— AIM OF THE TASK —
Wherever a line in the data holds the word "shield", pull that line out.

— PROVIDED ENTRIES —
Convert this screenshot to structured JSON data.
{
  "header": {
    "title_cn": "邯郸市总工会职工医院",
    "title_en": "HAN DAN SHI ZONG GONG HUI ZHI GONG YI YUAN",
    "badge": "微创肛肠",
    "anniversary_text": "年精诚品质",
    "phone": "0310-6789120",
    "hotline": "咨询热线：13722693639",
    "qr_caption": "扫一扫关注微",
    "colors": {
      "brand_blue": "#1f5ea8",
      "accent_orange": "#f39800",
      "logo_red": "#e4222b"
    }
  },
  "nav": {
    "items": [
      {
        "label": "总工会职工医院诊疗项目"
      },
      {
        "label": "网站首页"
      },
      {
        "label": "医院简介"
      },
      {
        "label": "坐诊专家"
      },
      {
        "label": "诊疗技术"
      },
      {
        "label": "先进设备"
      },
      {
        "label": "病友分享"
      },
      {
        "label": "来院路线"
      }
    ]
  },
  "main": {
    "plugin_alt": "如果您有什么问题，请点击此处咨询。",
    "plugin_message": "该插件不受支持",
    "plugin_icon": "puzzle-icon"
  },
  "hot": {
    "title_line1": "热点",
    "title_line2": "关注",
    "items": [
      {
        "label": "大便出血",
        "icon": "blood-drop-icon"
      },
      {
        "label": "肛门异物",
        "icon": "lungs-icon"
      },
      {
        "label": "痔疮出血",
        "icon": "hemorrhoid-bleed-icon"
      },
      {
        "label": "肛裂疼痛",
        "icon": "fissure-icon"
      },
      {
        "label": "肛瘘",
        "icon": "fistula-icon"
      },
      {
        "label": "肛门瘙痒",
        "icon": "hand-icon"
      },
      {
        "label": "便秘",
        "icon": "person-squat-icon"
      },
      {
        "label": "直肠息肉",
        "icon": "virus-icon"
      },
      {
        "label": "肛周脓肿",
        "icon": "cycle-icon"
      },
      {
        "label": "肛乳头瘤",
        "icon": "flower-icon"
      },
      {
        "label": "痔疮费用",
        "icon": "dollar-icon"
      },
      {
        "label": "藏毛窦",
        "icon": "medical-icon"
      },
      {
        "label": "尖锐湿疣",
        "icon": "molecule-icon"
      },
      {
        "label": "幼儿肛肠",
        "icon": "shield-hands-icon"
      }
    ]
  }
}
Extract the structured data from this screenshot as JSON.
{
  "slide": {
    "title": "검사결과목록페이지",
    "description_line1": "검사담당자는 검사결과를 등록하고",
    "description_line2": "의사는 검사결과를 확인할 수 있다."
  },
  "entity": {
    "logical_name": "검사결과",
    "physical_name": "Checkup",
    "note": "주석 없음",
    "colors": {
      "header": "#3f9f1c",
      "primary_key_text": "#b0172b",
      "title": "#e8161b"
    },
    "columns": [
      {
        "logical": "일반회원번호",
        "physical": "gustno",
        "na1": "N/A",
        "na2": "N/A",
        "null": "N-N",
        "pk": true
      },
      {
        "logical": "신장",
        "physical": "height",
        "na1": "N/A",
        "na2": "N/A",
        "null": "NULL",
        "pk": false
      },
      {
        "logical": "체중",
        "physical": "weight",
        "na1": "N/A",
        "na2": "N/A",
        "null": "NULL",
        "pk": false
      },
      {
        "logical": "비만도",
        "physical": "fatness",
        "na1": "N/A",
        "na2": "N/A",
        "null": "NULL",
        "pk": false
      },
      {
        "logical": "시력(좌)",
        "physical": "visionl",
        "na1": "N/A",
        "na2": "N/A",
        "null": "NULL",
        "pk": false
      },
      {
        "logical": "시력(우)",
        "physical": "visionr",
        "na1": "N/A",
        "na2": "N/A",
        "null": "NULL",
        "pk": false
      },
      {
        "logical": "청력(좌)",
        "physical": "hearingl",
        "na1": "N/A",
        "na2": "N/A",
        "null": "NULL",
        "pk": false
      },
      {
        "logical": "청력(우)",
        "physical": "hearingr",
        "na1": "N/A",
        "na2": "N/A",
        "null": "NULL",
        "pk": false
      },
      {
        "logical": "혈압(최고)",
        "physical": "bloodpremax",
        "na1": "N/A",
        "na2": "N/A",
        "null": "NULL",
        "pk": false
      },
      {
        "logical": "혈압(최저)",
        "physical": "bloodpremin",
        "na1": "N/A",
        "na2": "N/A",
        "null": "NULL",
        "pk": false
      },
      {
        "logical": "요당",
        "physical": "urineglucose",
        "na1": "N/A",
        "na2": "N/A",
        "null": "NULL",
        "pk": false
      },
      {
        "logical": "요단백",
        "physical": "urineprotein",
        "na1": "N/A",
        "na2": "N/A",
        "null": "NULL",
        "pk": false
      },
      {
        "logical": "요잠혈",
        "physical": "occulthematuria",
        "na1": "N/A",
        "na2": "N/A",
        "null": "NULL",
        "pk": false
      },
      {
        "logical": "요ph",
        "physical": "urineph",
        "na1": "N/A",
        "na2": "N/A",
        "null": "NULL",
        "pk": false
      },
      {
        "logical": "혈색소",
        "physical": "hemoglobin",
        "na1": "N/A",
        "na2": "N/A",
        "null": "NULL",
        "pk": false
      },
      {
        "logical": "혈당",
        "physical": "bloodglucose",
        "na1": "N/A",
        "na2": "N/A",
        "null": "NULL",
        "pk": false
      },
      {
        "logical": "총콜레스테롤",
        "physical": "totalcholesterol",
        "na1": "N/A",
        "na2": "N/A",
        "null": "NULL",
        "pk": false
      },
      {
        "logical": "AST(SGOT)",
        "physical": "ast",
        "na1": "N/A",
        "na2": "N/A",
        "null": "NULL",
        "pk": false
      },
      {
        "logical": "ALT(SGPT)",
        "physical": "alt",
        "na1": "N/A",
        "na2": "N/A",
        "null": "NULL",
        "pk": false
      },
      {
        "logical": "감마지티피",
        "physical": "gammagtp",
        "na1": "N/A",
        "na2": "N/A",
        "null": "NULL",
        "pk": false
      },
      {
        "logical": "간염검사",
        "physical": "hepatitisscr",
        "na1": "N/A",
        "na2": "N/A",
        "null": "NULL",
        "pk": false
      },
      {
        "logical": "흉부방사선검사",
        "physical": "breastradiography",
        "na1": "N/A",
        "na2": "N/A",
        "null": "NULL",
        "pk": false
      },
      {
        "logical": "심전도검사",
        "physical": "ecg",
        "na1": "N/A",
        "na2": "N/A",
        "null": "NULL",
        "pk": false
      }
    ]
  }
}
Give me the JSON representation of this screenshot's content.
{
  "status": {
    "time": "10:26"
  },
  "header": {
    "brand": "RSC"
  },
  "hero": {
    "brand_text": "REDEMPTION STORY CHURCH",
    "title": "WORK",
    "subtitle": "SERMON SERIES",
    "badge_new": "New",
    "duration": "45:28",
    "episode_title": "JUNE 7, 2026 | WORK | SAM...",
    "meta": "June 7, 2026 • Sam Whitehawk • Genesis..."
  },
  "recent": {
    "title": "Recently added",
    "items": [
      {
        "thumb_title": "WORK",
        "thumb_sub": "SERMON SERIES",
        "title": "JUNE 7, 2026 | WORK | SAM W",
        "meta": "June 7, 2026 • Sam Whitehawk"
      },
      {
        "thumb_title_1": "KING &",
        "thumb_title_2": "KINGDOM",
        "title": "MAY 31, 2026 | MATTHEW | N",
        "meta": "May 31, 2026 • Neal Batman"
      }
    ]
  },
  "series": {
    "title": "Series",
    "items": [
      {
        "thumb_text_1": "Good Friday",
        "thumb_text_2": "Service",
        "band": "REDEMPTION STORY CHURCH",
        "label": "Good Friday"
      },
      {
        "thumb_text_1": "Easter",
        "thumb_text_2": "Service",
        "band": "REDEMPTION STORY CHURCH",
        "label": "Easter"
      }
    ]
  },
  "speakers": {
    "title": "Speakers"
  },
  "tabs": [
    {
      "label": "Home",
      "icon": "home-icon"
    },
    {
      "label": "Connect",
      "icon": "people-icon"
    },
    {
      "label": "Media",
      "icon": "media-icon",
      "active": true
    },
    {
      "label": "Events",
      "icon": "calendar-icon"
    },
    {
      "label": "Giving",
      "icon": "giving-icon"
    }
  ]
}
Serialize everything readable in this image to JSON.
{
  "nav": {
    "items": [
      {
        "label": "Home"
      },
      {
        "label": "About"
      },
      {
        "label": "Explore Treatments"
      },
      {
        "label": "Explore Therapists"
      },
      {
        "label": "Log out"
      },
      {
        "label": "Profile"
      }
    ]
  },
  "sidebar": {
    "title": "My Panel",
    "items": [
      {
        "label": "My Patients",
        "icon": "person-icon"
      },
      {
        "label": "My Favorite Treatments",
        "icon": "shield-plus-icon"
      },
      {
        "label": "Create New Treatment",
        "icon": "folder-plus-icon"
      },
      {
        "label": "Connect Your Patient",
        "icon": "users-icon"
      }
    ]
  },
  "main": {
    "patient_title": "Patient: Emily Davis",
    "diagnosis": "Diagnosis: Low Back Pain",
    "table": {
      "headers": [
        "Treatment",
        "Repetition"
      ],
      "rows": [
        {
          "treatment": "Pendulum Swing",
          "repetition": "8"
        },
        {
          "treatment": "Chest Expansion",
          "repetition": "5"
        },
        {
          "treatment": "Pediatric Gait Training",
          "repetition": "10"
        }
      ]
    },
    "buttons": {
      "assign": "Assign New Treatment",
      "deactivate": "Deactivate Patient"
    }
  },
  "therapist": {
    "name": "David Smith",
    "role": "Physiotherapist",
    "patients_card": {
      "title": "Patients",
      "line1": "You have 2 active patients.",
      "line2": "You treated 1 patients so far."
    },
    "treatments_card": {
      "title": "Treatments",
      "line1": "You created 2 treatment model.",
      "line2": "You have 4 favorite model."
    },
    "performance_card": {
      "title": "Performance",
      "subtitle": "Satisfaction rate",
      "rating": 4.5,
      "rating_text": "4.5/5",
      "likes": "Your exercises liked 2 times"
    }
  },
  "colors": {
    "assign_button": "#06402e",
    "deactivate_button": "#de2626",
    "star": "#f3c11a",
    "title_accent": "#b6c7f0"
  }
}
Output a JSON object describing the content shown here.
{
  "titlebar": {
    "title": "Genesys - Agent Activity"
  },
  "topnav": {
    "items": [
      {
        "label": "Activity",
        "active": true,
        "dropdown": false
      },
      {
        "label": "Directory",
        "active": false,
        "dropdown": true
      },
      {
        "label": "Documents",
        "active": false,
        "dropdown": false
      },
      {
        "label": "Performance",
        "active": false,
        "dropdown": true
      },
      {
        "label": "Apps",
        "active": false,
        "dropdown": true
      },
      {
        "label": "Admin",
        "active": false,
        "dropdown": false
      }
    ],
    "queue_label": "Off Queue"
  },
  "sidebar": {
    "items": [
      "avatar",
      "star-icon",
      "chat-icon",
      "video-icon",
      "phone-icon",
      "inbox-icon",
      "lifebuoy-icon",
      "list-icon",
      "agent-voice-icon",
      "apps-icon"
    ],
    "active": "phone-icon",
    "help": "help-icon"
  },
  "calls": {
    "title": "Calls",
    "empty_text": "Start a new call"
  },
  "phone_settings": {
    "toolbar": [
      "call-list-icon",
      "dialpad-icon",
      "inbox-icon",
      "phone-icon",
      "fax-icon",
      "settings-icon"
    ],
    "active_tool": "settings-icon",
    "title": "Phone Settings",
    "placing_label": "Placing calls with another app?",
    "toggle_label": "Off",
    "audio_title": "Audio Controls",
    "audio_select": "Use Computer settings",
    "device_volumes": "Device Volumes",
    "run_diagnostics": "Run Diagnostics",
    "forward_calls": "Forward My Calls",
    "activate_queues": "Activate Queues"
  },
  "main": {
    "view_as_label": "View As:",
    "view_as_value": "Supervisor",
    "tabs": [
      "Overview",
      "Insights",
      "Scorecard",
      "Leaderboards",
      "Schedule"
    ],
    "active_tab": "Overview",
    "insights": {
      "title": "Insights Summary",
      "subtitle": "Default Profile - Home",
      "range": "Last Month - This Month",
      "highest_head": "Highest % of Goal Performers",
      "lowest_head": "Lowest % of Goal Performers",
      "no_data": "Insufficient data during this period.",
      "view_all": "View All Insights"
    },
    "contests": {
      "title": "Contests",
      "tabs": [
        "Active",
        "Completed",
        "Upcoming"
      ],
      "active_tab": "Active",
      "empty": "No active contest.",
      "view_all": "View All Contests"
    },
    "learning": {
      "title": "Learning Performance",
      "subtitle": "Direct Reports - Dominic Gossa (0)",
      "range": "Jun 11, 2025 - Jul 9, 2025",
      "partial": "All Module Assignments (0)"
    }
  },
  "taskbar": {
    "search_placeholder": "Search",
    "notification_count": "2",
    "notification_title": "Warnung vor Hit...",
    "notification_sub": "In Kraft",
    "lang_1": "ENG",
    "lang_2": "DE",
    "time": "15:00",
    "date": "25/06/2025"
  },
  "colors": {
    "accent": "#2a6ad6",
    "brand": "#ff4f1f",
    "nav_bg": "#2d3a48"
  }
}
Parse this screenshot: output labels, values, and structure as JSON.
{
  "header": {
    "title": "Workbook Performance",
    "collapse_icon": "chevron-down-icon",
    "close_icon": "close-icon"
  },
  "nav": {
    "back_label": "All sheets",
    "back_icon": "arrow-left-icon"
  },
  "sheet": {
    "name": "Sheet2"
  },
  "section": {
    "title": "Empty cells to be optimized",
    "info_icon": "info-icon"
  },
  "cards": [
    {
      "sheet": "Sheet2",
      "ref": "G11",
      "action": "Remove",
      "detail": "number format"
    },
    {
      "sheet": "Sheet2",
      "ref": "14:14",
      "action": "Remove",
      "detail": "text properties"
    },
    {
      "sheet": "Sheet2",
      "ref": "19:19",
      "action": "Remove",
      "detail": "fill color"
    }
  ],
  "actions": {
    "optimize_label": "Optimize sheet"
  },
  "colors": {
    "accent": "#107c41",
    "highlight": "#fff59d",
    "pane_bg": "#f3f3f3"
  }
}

— EXERCISE ANSWER —
        "icon": "shield-hands-icon"
        "icon": "shield-plus-icon"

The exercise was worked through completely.